◆ **PROBLEM DETAILS**
Write the data out again, exactly as given.

———

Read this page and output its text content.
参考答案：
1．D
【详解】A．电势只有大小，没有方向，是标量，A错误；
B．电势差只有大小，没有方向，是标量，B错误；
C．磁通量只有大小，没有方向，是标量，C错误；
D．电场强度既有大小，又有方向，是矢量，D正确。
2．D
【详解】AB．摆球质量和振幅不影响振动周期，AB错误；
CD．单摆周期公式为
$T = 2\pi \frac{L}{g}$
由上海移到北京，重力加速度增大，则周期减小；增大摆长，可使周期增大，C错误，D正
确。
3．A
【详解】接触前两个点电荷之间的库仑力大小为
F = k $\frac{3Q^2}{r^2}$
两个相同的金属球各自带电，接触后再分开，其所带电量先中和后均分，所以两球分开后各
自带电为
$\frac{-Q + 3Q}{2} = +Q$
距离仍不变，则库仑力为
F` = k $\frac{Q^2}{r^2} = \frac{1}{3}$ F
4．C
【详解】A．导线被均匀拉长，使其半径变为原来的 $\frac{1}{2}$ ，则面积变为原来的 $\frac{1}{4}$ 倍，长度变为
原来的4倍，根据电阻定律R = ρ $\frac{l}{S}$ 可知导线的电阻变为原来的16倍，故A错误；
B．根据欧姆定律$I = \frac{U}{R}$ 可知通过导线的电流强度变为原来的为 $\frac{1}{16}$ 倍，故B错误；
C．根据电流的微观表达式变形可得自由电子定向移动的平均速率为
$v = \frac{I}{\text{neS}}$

———

◆ **TASK OUTPUT**
Read this page and output its text content.
参考答案：
1．D
【详解】A．电势只有大小，没有方向，是标量，A错误；
B．电势差只有大小，没有方向，是标量，B错误；
C．磁通量只有大小，没有方向，是标量，C错误；
D．电场强度既有大小，又有方向，是矢量，D正确。
2．D
【详解】AB．摆球质量和振幅不影响振动周期，AB错误；
CD．单摆周期公式为
$T = 2\pi \frac{L}{g}$
由上海移到北京，重力加速度增大，则周期减小；增大摆长，可使周期增大，C错误，D正
确。
3．A
【详解】接触前两个点电荷之间的库仑力大小为
F = k $\frac{3Q^2}{r^2}$
两个相同的金属球各自带电，接触后再分开，其所带电量先中和后均分，所以两球分开后各
自带电为
$\frac{-Q + 3Q}{2} = +Q$
距离仍不变，则库仑力为
F` = k $\frac{Q^2}{r^2} = \frac{1}{3}$ F
4．C
【详解】A．导线被均匀拉长，使其半径变为原来的 $\frac{1}{2}$ ，则面积变为原来的 $\frac{1}{4}$ 倍，长度变为
原来的4倍，根据电阻定律R = ρ $\frac{l}{S}$ 可知导线的电阻变为原来的16倍，故A错误；
B．根据欧姆定律$I = \frac{U}{R}$ 可知通过导线的电流强度变为原来的为 $\frac{1}{16}$ 倍，故B错误；
C．根据电流的微观表达式变形可得自由电子定向移动的平均速率为
$v = \frac{I}{\text{neS}}$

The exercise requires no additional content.